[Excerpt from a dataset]
════════════════════

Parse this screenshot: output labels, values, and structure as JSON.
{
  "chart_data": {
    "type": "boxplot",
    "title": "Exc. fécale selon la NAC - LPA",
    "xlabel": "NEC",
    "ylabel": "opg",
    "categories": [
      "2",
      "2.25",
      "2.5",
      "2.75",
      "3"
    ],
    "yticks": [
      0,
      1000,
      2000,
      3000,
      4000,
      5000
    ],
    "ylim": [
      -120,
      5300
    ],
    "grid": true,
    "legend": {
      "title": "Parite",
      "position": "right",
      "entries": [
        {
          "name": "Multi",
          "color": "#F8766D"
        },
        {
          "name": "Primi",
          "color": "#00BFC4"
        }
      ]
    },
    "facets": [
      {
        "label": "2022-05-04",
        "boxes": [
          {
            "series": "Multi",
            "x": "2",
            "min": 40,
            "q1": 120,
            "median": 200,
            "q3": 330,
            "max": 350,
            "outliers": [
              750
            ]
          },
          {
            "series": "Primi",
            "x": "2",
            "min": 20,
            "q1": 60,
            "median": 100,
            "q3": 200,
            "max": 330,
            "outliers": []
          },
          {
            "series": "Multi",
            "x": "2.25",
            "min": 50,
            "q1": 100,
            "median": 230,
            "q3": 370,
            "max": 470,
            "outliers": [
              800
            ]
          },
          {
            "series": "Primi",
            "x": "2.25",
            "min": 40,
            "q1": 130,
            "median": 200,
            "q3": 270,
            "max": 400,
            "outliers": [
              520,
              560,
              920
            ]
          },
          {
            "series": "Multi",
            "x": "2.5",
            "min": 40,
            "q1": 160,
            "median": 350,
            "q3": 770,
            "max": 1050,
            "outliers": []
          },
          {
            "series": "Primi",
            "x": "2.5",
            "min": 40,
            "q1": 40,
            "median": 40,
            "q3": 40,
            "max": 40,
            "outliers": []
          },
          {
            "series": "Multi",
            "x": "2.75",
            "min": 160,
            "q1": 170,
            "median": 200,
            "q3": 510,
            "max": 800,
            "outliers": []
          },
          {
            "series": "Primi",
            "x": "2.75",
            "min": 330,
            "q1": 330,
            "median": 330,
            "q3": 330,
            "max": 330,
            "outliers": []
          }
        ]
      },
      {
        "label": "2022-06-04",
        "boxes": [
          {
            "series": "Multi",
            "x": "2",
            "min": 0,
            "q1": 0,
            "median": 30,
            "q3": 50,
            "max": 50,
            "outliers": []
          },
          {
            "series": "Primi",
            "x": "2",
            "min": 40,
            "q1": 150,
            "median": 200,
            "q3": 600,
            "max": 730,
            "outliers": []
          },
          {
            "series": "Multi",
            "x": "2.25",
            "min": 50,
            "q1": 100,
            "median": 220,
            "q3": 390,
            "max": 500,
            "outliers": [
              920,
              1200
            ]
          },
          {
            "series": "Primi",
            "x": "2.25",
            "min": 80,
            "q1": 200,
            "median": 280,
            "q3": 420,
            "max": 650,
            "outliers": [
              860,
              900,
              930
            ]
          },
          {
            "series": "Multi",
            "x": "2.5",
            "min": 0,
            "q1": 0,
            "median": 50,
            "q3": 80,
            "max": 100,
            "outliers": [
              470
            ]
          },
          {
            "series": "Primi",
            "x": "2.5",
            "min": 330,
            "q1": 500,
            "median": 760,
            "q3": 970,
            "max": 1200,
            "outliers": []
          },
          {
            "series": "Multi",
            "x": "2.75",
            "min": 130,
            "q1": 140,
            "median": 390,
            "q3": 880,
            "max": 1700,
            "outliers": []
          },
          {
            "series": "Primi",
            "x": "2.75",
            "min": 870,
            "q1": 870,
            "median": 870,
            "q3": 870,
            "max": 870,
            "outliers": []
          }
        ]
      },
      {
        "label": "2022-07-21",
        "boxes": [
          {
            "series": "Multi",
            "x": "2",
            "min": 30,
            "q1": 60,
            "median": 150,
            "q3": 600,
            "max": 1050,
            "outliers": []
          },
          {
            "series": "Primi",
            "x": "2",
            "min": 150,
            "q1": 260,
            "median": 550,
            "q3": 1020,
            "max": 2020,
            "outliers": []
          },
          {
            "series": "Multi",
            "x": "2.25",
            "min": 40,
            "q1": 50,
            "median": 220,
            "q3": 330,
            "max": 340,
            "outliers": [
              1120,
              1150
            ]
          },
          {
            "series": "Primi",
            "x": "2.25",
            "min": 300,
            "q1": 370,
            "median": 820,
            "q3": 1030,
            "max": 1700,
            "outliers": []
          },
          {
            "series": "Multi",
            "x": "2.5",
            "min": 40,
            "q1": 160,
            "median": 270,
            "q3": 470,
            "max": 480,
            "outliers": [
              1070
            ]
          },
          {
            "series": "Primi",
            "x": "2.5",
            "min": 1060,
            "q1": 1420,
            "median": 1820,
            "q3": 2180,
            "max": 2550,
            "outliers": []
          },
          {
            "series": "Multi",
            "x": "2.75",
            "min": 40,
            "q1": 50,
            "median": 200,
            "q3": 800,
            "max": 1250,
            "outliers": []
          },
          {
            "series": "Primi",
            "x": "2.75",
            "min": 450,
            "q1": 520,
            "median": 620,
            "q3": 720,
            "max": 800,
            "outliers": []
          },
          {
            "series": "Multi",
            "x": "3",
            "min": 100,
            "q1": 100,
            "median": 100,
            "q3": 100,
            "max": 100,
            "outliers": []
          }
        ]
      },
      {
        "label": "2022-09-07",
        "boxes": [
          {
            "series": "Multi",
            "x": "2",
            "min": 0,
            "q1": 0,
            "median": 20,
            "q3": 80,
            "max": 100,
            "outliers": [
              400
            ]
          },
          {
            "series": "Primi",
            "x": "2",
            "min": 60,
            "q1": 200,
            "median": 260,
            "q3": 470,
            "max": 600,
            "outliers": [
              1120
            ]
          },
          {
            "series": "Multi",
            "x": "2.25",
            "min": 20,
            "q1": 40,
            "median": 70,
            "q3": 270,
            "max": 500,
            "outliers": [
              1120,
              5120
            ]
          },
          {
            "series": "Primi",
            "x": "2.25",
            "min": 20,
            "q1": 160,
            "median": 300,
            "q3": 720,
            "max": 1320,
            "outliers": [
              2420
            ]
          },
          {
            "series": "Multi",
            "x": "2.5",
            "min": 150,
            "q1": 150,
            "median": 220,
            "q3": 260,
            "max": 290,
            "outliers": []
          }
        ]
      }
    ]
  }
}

════════════════════

Retype the entries one by one, exactly.

## Result for this exercise:
Parse this screenshot: output labels, values, and structure as JSON.
{
  "chart_data": {
    "type": "boxplot",
    "title": "Exc. fécale selon la NAC - LPA",
    "xlabel": "NEC",
    "ylabel": "opg",
    "categories": [
      "2",
      "2.25",
      "2.5",
      "2.75",
      "3"
    ],
    "yticks": [
      0,
      1000,
      2000,
      3000,
      4000,
      5000
    ],
    "ylim": [
      -120,
      5300
    ],
    "grid": true,
    "legend": {
      "title": "Parite",
      "position": "right",
      "entries": [
        {
          "name": "Multi",
          "color": "#F8766D"
        },
        {
          "name": "Primi",
          "color": "#00BFC4"
        }
      ]
    },
    "facets": [
      {
        "label": "2022-05-04",
        "boxes": [
          {
            "series": "Multi",
            "x": "2",
            "min": 40,
            "q1": 120,
            "median": 200,
            "q3": 330,
            "max": 350,
            "outliers": [
              750
            ]
          },
          {
            "series": "Primi",
            "x": "2",
            "min": 20,
            "q1": 60,
            "median": 100,
            "q3": 200,
            "max": 330,
            "outliers": []
          },
          {
            "series": "Multi",
            "x": "2.25",
            "min": 50,
            "q1": 100,
            "median": 230,
            "q3": 370,
            "max": 470,
            "outliers": [
              800
            ]
          },
          {
            "series": "Primi",
            "x": "2.25",
            "min": 40,
            "q1": 130,
            "median": 200,
            "q3": 270,
            "max": 400,
            "outliers": [
              520,
              560,
              920
            ]
          },
          {
            "series": "Multi",
            "x": "2.5",
            "min": 40,
            "q1": 160,
            "median": 350,
            "q3": 770,
            "max": 1050,
            "outliers": []
          },
          {
            "series": "Primi",
            "x": "2.5",
            "min": 40,
            "q1": 40,
            "median": 40,
            "q3": 40,
            "max": 40,
            "outliers": []
          },
          {
            "series": "Multi",
            "x": "2.75",
            "min": 160,
            "q1": 170,
            "median": 200,
            "q3": 510,
            "max": 800,
            "outliers": []
          },
          {
            "series": "Primi",
            "x": "2.75",
            "min": 330,
            "q1": 330,
            "median": 330,
            "q3": 330,
            "max": 330,
            "outliers": []
          }
        ]
      },
      {
        "label": "2022-06-04",
        "boxes": [
          {
            "series": "Multi",
            "x": "2",
            "min": 0,
            "q1": 0,
            "median": 30,
            "q3": 50,
            "max": 50,
            "outliers": []
          },
          {
            "series": "Primi",
            "x": "2",
            "min": 40,
            "q1": 150,
            "median": 200,
            "q3": 600,
            "max": 730,
            "outliers": []
          },
          {
            "series": "Multi",
            "x": "2.25",
            "min": 50,
            "q1": 100,
            "median": 220,
            "q3": 390,
            "max": 500,
            "outliers": [
              920,
              1200
            ]
          },
          {
            "series": "Primi",
            "x": "2.25",
            "min": 80,
            "q1": 200,
            "median": 280,
            "q3": 420,
            "max": 650,
            "outliers": [
              860,
              900,
              930
            ]
          },
          {
            "series": "Multi",
            "x": "2.5",
            "min": 0,
            "q1": 0,
            "median": 50,
            "q3": 80,
            "max": 100,
            "outliers": [
              470
            ]
          },
          {
            "series": "Primi",
            "x": "2.5",
            "min": 330,
            "q1": 500,
            "median": 760,
            "q3": 970,
            "max": 1200,
            "outliers": []
          },
          {
            "series": "Multi",
            "x": "2.75",
            "min": 130,
            "q1": 140,
            "median": 390,
            "q3": 880,
            "max": 1700,
            "outliers": []
          },
          {
            "series": "Primi",
            "x": "2.75",
            "min": 870,
            "q1": 870,
            "median": 870,
            "q3": 870,
            "max": 870,
            "outliers": []
          }
        ]
      },
      {
        "label": "2022-07-21",
        "boxes": [
          {
            "series": "Multi",
            "x": "2",
            "min": 30,
            "q1": 60,
            "median": 150,
            "q3": 600,
            "max": 1050,
            "outliers": []
          },
          {
            "series": "Primi",
            "x": "2",
            "min": 150,
            "q1": 260,
            "median": 550,
            "q3": 1020,
            "max": 2020,
            "outliers": []
          },
          {
            "series": "Multi",
            "x": "2.25",
            "min": 40,
            "q1": 50,
            "median": 220,
            "q3": 330,
            "max": 340,
            "outliers": [
              1120,
              1150
            ]
          },
          {
            "series": "Primi",
            "x": "2.25",
            "min": 300,
            "q1": 370,
            "median": 820,
            "q3": 1030,
            "max": 1700,
            "outliers": []
          },
          {
            "series": "Multi",
            "x": "2.5",
            "min": 40,
            "q1": 160,
            "median": 270,
            "q3": 470,
            "max": 480,
            "outliers": [
              1070
            ]
          },
          {
            "series": "Primi",
            "x": "2.5",
            "min": 1060,
            "q1": 1420,
            "median": 1820,
            "q3": 2180,
            "max": 2550,
            "outliers": []
          },
          {
            "series": "Multi",
            "x": "2.75",
            "min": 40,
            "q1": 50,
            "median": 200,
            "q3": 800,
            "max": 1250,
            "outliers": []
          },
          {
            "series": "Primi",
            "x": "2.75",
            "min": 450,
            "q1": 520,
            "median": 620,
            "q3": 720,
            "max": 800,
            "outliers": []
          },
          {
            "series": "Multi",
            "x": "3",
            "min": 100,
            "q1": 100,
            "median": 100,
            "q3": 100,
            "max": 100,
            "outliers": []
          }
        ]
      },
      {
        "label": "2022-09-07",
        "boxes": [
          {
            "series": "Multi",
            "x": "2",
            "min": 0,
            "q1": 0,
            "median": 20,
            "q3": 80,
            "max": 100,
            "outliers": [
              400
            ]
          },
          {
            "series": "Primi",
            "x": "2",
            "min": 60,
            "q1": 200,
            "median": 260,
            "q3": 470,
            "max": 600,
            "outliers": [
              1120
            ]
          },
          {
            "series": "Multi",
            "x": "2.25",
            "min": 20,
            "q1": 40,
            "median": 70,
            "q3": 270,
            "max": 500,
            "outliers": [
              1120,
              5120
            ]
          },
          {
            "series": "Primi",
            "x": "2.25",
            "min": 20,
            "q1": 160,
            "median": 300,
            "q3": 720,
            "max": 1320,
            "outliers": [
              2420
            ]
          },
          {
            "series": "Multi",
            "x": "2.5",
            "min": 150,
            "q1": 150,
            "median": 220,
            "q3": 260,
            "max": 290,
            "outliers": []
          }
        ]
      }
    ]
  }
}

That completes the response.